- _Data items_
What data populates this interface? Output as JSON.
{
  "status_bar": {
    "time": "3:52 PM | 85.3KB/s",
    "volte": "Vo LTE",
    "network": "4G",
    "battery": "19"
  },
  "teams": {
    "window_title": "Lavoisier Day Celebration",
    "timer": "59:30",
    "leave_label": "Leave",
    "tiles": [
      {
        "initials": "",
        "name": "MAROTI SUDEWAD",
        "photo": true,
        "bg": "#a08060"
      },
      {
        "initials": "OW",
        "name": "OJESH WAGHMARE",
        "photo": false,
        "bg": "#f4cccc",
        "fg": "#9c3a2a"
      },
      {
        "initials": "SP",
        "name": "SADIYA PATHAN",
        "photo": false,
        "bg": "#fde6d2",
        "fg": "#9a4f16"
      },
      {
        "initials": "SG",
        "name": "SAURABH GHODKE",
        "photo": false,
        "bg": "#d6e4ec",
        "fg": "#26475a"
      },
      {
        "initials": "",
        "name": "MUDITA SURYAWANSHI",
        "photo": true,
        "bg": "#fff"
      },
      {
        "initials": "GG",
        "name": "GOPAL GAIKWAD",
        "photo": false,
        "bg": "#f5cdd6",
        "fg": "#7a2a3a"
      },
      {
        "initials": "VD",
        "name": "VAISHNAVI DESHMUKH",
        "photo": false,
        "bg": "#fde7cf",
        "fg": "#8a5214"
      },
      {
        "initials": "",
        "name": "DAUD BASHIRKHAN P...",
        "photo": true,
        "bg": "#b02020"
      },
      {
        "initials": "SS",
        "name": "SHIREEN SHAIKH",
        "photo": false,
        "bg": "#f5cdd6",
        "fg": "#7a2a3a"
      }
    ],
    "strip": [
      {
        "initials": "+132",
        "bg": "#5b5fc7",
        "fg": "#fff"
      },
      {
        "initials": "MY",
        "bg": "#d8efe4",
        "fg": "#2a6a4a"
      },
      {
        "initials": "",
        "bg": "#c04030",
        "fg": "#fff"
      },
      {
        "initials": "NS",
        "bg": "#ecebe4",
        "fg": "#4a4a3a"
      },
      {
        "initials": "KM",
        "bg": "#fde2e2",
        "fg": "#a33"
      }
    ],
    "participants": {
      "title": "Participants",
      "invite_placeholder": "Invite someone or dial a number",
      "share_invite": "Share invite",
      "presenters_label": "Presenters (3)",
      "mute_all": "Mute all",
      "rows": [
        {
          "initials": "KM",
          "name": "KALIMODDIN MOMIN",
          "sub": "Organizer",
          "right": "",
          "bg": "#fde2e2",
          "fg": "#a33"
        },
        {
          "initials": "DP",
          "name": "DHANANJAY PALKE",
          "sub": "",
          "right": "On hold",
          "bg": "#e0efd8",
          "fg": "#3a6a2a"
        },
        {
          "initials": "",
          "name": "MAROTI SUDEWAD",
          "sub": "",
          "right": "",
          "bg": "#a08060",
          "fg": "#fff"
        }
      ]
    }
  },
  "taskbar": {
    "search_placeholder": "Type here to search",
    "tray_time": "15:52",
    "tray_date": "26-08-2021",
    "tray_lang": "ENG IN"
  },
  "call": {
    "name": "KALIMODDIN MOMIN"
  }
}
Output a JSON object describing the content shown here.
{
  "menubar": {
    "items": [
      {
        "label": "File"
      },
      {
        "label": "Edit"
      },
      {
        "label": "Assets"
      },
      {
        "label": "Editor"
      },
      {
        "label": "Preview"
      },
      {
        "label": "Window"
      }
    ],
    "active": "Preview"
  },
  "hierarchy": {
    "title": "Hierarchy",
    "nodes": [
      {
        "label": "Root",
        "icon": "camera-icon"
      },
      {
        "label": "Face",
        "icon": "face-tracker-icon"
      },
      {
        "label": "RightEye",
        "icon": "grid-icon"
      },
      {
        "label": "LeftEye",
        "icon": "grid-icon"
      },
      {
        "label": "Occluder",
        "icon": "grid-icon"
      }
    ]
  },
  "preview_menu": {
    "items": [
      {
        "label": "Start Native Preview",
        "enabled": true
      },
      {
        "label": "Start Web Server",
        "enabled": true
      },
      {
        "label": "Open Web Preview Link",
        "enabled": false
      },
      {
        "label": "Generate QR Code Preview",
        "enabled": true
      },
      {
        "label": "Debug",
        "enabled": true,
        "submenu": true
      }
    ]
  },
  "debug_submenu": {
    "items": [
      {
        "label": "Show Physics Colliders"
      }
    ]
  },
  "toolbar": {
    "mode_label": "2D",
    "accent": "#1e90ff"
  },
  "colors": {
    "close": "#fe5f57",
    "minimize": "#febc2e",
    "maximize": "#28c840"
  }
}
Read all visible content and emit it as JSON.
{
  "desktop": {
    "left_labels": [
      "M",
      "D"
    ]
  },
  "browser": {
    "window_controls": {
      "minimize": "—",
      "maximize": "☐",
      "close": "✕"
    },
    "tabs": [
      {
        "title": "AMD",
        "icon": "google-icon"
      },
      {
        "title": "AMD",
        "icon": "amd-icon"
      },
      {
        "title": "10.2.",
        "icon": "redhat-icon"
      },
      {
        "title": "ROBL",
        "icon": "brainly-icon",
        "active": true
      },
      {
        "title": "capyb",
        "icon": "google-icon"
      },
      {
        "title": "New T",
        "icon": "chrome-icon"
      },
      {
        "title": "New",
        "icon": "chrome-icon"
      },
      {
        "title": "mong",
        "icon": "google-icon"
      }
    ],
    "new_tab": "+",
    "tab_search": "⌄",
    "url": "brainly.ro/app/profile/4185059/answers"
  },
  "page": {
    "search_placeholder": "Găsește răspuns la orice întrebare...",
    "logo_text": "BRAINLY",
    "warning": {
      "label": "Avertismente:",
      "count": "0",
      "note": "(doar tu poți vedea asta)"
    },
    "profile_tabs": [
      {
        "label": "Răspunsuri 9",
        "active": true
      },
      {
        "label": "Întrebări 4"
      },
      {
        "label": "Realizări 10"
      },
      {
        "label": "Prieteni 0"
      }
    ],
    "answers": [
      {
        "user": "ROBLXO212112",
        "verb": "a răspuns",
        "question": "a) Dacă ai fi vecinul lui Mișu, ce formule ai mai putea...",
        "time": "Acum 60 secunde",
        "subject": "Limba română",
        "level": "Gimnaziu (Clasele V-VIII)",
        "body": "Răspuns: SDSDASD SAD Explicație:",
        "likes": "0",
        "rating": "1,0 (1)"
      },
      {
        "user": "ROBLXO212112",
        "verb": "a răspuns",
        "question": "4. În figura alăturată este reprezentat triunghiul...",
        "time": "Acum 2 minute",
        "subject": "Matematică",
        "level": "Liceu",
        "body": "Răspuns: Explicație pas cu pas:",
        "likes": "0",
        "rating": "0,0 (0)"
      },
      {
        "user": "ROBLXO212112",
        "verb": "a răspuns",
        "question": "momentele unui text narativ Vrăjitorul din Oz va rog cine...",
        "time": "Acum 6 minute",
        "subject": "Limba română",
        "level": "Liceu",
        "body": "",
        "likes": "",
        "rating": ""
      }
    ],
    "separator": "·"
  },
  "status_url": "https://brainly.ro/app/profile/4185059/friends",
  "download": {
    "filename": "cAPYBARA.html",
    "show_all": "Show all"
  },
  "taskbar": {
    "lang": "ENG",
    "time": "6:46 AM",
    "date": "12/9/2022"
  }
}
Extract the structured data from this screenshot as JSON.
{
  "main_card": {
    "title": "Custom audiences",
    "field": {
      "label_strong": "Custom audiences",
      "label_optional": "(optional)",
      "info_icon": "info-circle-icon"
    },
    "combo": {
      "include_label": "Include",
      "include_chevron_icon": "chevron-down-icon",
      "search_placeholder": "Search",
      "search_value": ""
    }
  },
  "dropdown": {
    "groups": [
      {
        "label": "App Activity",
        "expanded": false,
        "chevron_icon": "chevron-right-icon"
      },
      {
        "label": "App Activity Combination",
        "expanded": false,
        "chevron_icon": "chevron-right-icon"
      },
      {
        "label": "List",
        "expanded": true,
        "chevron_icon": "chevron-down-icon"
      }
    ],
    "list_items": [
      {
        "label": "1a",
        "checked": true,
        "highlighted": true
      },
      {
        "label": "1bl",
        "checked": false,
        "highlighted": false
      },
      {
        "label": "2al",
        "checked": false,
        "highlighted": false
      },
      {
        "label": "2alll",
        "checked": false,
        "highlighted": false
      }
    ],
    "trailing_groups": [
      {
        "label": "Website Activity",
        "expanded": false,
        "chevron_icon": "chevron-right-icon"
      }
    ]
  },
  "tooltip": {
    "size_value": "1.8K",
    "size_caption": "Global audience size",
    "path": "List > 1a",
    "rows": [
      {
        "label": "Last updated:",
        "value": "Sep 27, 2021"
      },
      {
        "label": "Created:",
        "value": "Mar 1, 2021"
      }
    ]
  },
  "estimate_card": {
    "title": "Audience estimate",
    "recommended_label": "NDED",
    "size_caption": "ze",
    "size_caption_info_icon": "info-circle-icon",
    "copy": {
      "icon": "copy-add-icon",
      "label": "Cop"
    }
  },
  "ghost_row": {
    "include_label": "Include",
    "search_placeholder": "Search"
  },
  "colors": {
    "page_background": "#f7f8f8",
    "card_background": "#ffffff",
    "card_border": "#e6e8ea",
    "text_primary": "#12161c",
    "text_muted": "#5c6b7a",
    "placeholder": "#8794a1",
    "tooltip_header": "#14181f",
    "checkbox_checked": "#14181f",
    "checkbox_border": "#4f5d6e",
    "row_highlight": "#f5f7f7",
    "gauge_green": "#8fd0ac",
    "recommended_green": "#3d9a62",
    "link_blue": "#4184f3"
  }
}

- _Task brief_
Where a line of the material above holds the string "MOMIN", copy that line.

- _Result of the exercise_
          "name": "KALIMODDIN MOMIN",
    "name": "KALIMODDIN MOMIN"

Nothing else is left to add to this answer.